Task prompt: Gather up every line from the entries below that uses the word "content".

Figure record extracts:
========================================================================
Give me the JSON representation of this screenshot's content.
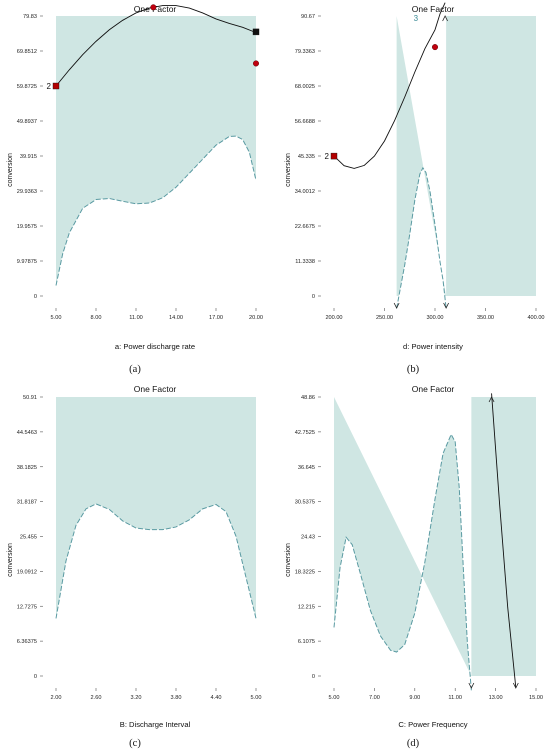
{
  "chart_data": [
    {
      "type": "line",
      "panel_label": "(a)",
      "title": "One Factor",
      "xlabel": "a: Power discharge rate",
      "ylabel": "conversion",
      "x_ticks": [
        "5.00",
        "8.00",
        "11.00",
        "14.00",
        "17.00",
        "20.00"
      ],
      "y_ticks": [
        "0",
        "9.97875",
        "19.9575",
        "29.9363",
        "39.915",
        "49.8937",
        "59.8725",
        "69.8512",
        "79.83"
      ],
      "xlim": [
        5,
        20
      ],
      "ylim": [
        0,
        79.83
      ],
      "series": [
        {
          "style": "solid",
          "x": [
            5,
            6,
            7,
            8,
            9,
            10,
            11,
            12,
            13,
            14,
            15,
            16,
            17,
            18,
            19,
            20
          ],
          "y": [
            59.87,
            64.5,
            68.8,
            72.6,
            75.9,
            78.6,
            80.7,
            82.1,
            82.8,
            82.8,
            82.1,
            80.7,
            79.0,
            77.7,
            76.6,
            75.1
          ]
        },
        {
          "style": "dashed",
          "x": [
            5,
            5.5,
            6,
            7,
            8,
            9,
            10,
            11,
            12,
            13,
            14,
            15,
            16,
            17,
            18,
            18.5,
            19,
            19.5,
            20
          ],
          "y": [
            3,
            12,
            18,
            25,
            27.5,
            27.8,
            27,
            26.3,
            26.5,
            28,
            31,
            35,
            39,
            43,
            45.5,
            45.6,
            44.6,
            41,
            33
          ]
        }
      ],
      "points": [
        {
          "x": 5,
          "y": 59.87,
          "marker": "square",
          "color": "#b30000",
          "label": "2"
        },
        {
          "x": 12.3,
          "y": 82.3,
          "marker": "circle",
          "color": "#c0000f"
        },
        {
          "x": 20,
          "y": 75.3,
          "marker": "square",
          "color": "#111111"
        },
        {
          "x": 20,
          "y": 66.3,
          "marker": "circle",
          "color": "#c0000f"
        }
      ]
    },
    {
      "type": "line",
      "panel_label": "(b)",
      "title": "One Factor",
      "xlabel": "d: Power intensity",
      "ylabel": "conversion",
      "x_ticks": [
        "200.00",
        "250.00",
        "300.00",
        "350.00",
        "400.00"
      ],
      "y_ticks": [
        "0",
        "11.3338",
        "22.6675",
        "34.0012",
        "45.335",
        "56.6688",
        "68.0025",
        "79.3363",
        "90.67"
      ],
      "xlim": [
        200,
        400
      ],
      "ylim": [
        0,
        90.67
      ],
      "series": [
        {
          "style": "solid",
          "x": [
            200,
            210,
            220,
            230,
            240,
            250,
            260,
            270,
            280,
            290,
            300,
            305,
            310
          ],
          "y": [
            45.3,
            42.2,
            41.3,
            42.3,
            45.3,
            50.2,
            56.8,
            64.4,
            72.5,
            80.1,
            86.2,
            91.4,
            95.0
          ]
        },
        {
          "style": "dashed",
          "x": [
            262,
            270,
            275,
            280,
            285,
            288,
            291,
            295,
            300,
            305,
            308,
            311
          ],
          "y": [
            -4,
            10,
            20,
            31,
            39.5,
            41.5,
            40,
            34,
            23,
            11,
            5,
            -4
          ]
        }
      ],
      "points": [
        {
          "x": 200,
          "y": 45.3,
          "marker": "square",
          "color": "#b30000",
          "label": "2"
        },
        {
          "x": 300,
          "y": 80.6,
          "marker": "circle",
          "color": "#c0000f"
        }
      ],
      "top_marker": {
        "x": 281,
        "label": "3"
      }
    },
    {
      "type": "line",
      "panel_label": "(c)",
      "title": "One Factor",
      "xlabel": "B: Discharge Interval",
      "ylabel": "conversion",
      "x_ticks": [
        "2.00",
        "2.60",
        "3.20",
        "3.80",
        "4.40",
        "5.00"
      ],
      "y_ticks": [
        "0",
        "6.36375",
        "12.7275",
        "19.0912",
        "25.455",
        "31.8187",
        "38.1825",
        "44.5463",
        "50.91"
      ],
      "xlim": [
        2,
        5
      ],
      "ylim": [
        0,
        50.91
      ],
      "series": [
        {
          "style": "dashed",
          "x": [
            2.0,
            2.15,
            2.3,
            2.45,
            2.6,
            2.8,
            3.0,
            3.2,
            3.4,
            3.6,
            3.8,
            4.0,
            4.2,
            4.4,
            4.55,
            4.7,
            4.85,
            5.0
          ],
          "y": [
            10.5,
            21,
            27.5,
            30.5,
            31.4,
            30.4,
            28.3,
            27,
            26.7,
            26.7,
            27.2,
            28.5,
            30.5,
            31.3,
            30,
            25.5,
            18,
            10.5
          ]
        }
      ],
      "points": []
    },
    {
      "type": "line",
      "panel_label": "(d)",
      "title": "One Factor",
      "xlabel": "C: Power Frequency",
      "ylabel": "conversion",
      "x_ticks": [
        "5.00",
        "7.00",
        "9.00",
        "11.00",
        "13.00",
        "15.00"
      ],
      "y_ticks": [
        "0",
        "6.1075",
        "12.215",
        "18.3225",
        "24.43",
        "30.5375",
        "36.645",
        "42.7525",
        "48.86"
      ],
      "xlim": [
        5,
        15
      ],
      "ylim": [
        0,
        48.86
      ],
      "series": [
        {
          "style": "solid",
          "x": [
            12.8,
            13.2,
            13.6,
            14.0
          ],
          "y": [
            49.5,
            30.0,
            12.0,
            -2.0
          ]
        },
        {
          "style": "dashed",
          "x": [
            5.0,
            5.3,
            5.6,
            5.9,
            6.3,
            6.8,
            7.3,
            7.8,
            8.1,
            8.5,
            9.0,
            9.5,
            10.0,
            10.4,
            10.8,
            11.0,
            11.2,
            11.4,
            11.6,
            11.8
          ],
          "y": [
            8.5,
            19,
            24.3,
            23,
            18,
            11.5,
            7,
            4.5,
            4.2,
            5.5,
            11,
            20,
            31,
            39,
            42.3,
            41,
            33,
            19,
            6,
            -2.5
          ]
        }
      ],
      "points": []
    }
  ]
}
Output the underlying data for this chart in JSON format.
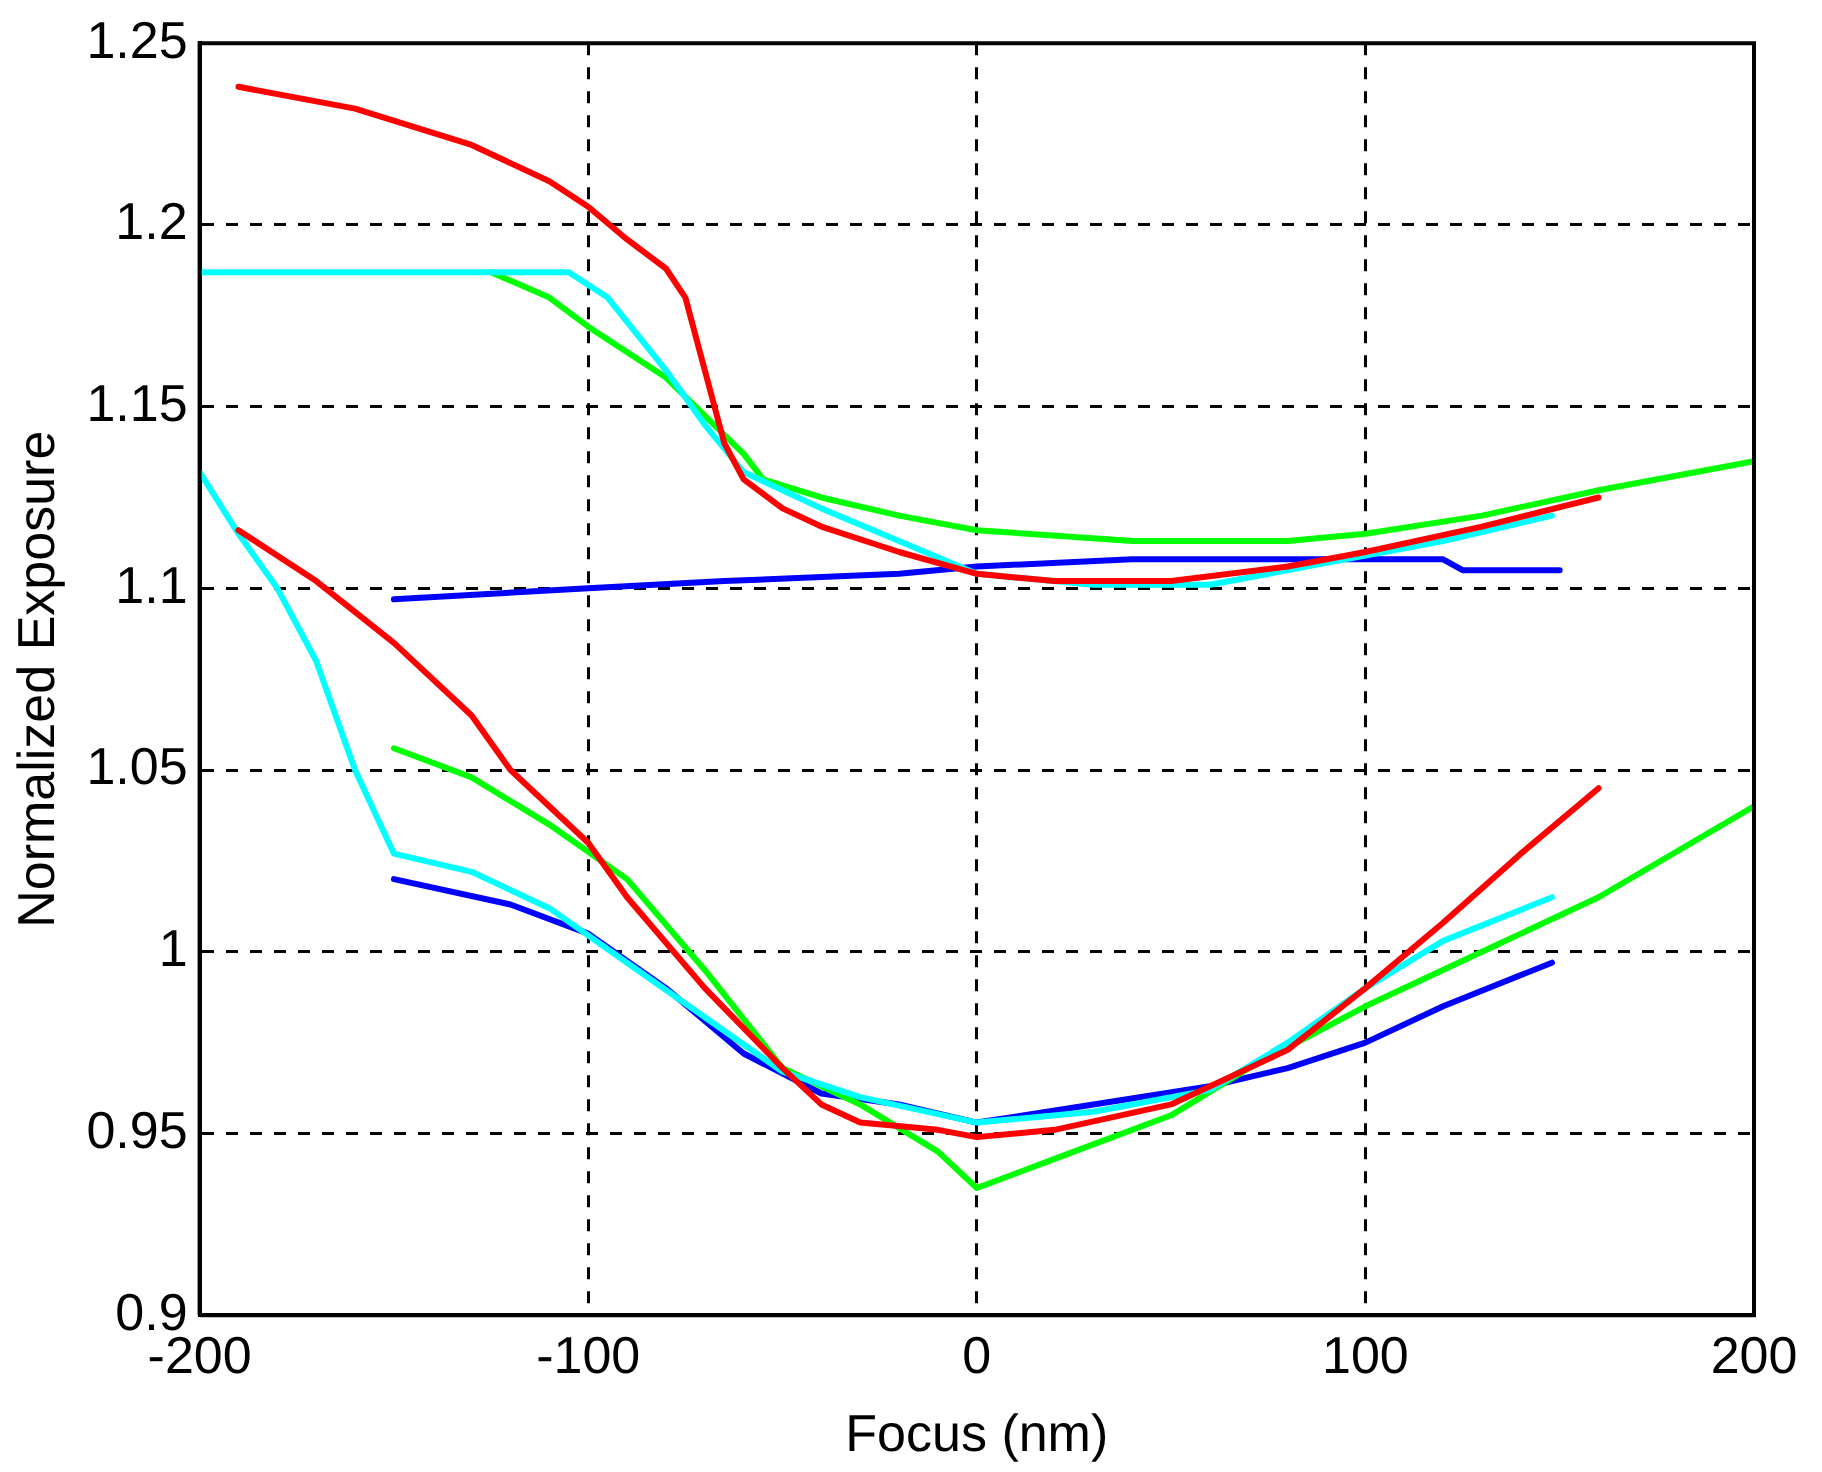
{
  "chart_data": {
    "type": "line",
    "xlabel": "Focus (nm)",
    "ylabel": "Normalized Exposure",
    "xlim": [
      -200,
      200
    ],
    "xticks": [
      -200,
      -100,
      0,
      100,
      200
    ],
    "ylim": [
      0.9,
      1.25
    ],
    "yticks": [
      0.9,
      0.95,
      1,
      1.05,
      1.1,
      1.15,
      1.2,
      1.25
    ],
    "grid": true,
    "legend": false,
    "marker": "none",
    "line_style": "solid",
    "series": [
      {
        "color": "#ff0000",
        "x": [
          -190,
          -160,
          -130,
          -110,
          -100,
          -90,
          -80,
          -75,
          -70,
          -65,
          -60,
          -50,
          -40,
          -20,
          0,
          20,
          50,
          80,
          100,
          130,
          160
        ],
        "values": [
          1.238,
          1.232,
          1.222,
          1.212,
          1.205,
          1.196,
          1.188,
          1.18,
          1.16,
          1.14,
          1.13,
          1.122,
          1.117,
          1.11,
          1.104,
          1.102,
          1.102,
          1.106,
          1.11,
          1.117,
          1.125
        ]
      },
      {
        "color": "#00ffff",
        "x": [
          -200,
          -105,
          -95,
          -80,
          -70,
          -60,
          -40,
          -20,
          0,
          30,
          60,
          90,
          120,
          148
        ],
        "values": [
          1.187,
          1.187,
          1.18,
          1.16,
          1.145,
          1.132,
          1.122,
          1.113,
          1.104,
          1.101,
          1.101,
          1.107,
          1.113,
          1.12
        ]
      },
      {
        "color": "#00ff00",
        "x": [
          -125,
          -110,
          -100,
          -80,
          -60,
          -55,
          -40,
          -20,
          0,
          40,
          80,
          100,
          130,
          160,
          180,
          200
        ],
        "values": [
          1.187,
          1.18,
          1.172,
          1.158,
          1.137,
          1.13,
          1.125,
          1.12,
          1.116,
          1.113,
          1.113,
          1.115,
          1.12,
          1.127,
          1.131,
          1.135
        ]
      },
      {
        "color": "#0000ff",
        "x": [
          -150,
          -100,
          -65,
          -20,
          0,
          40,
          100,
          120,
          125,
          150
        ],
        "values": [
          1.097,
          1.1,
          1.102,
          1.104,
          1.106,
          1.108,
          1.108,
          1.108,
          1.105,
          1.105
        ]
      },
      {
        "color": "#ff0000",
        "x": [
          -190,
          -170,
          -150,
          -130,
          -120,
          -100,
          -90,
          -70,
          -50,
          -40,
          -30,
          -10,
          0,
          20,
          50,
          80,
          100,
          120,
          140,
          160
        ],
        "values": [
          1.116,
          1.102,
          1.085,
          1.065,
          1.05,
          1.03,
          1.015,
          0.99,
          0.968,
          0.958,
          0.953,
          0.951,
          0.949,
          0.951,
          0.958,
          0.973,
          0.99,
          1.008,
          1.027,
          1.045
        ]
      },
      {
        "color": "#00ffff",
        "x": [
          -200,
          -190,
          -180,
          -170,
          -160,
          -150,
          -130,
          -110,
          -90,
          -70,
          -50,
          -30,
          0,
          30,
          60,
          80,
          100,
          120,
          148
        ],
        "values": [
          1.132,
          1.115,
          1.1,
          1.08,
          1.05,
          1.027,
          1.022,
          1.012,
          0.997,
          0.982,
          0.967,
          0.96,
          0.953,
          0.956,
          0.962,
          0.975,
          0.99,
          1.003,
          1.015
        ]
      },
      {
        "color": "#00ff00",
        "x": [
          -150,
          -130,
          -110,
          -90,
          -70,
          -50,
          -30,
          -10,
          0,
          20,
          50,
          70,
          100,
          130,
          160,
          200
        ],
        "values": [
          1.056,
          1.048,
          1.035,
          1.02,
          0.995,
          0.968,
          0.958,
          0.945,
          0.935,
          0.943,
          0.955,
          0.968,
          0.985,
          1.0,
          1.015,
          1.04
        ]
      },
      {
        "color": "#0000ff",
        "x": [
          -150,
          -120,
          -100,
          -80,
          -60,
          -40,
          -20,
          0,
          30,
          60,
          80,
          100,
          120,
          148
        ],
        "values": [
          1.02,
          1.013,
          1.005,
          0.99,
          0.972,
          0.961,
          0.958,
          0.953,
          0.958,
          0.963,
          0.968,
          0.975,
          0.985,
          0.997
        ]
      }
    ]
  }
}
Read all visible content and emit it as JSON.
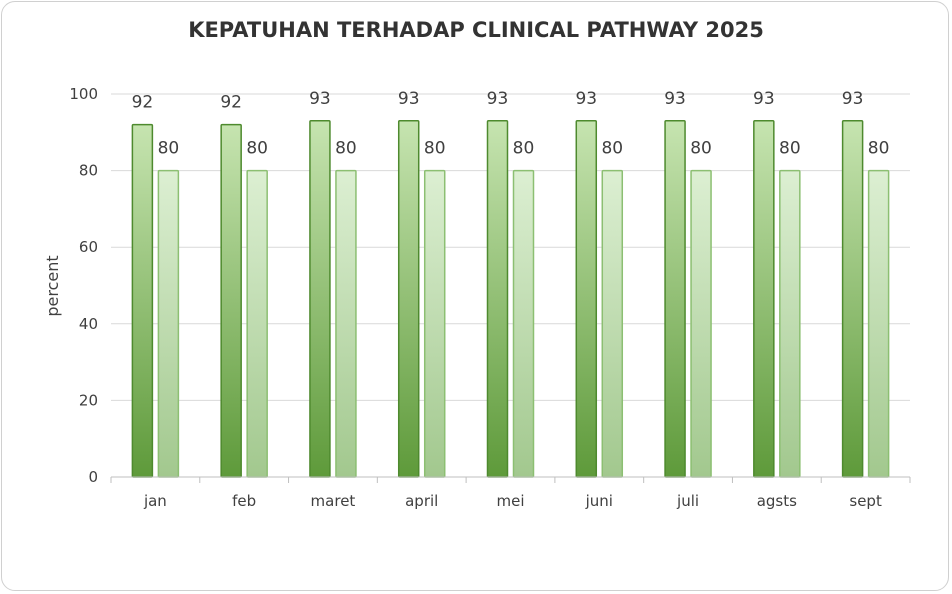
{
  "chart_data": {
    "type": "bar",
    "title": "KEPATUHAN TERHADAP CLINICAL PATHWAY 2025",
    "xlabel": "",
    "ylabel": "percent",
    "ylim": [
      0,
      100
    ],
    "yticks": [
      0,
      20,
      40,
      60,
      80,
      100
    ],
    "grid": true,
    "legend": "none",
    "categories": [
      "jan",
      "feb",
      "maret",
      "april",
      "mei",
      "juni",
      "juli",
      "agsts",
      "sept"
    ],
    "series": [
      {
        "values": [
          92,
          92,
          93,
          93,
          93,
          93,
          93,
          93,
          93
        ],
        "color_top": "#c6e4b0",
        "color_bottom": "#5e9a3a",
        "border": "#4e8a2e"
      },
      {
        "values": [
          80,
          80,
          80,
          80,
          80,
          80,
          80,
          80,
          80
        ],
        "color_top": "#dcefd2",
        "color_bottom": "#a2c88e",
        "border": "#8cbf72"
      }
    ]
  }
}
========================================================================
Answer to the problem:
Give me the JSON representation of this screenshot's content.
Read all visible content and emit it as JSON.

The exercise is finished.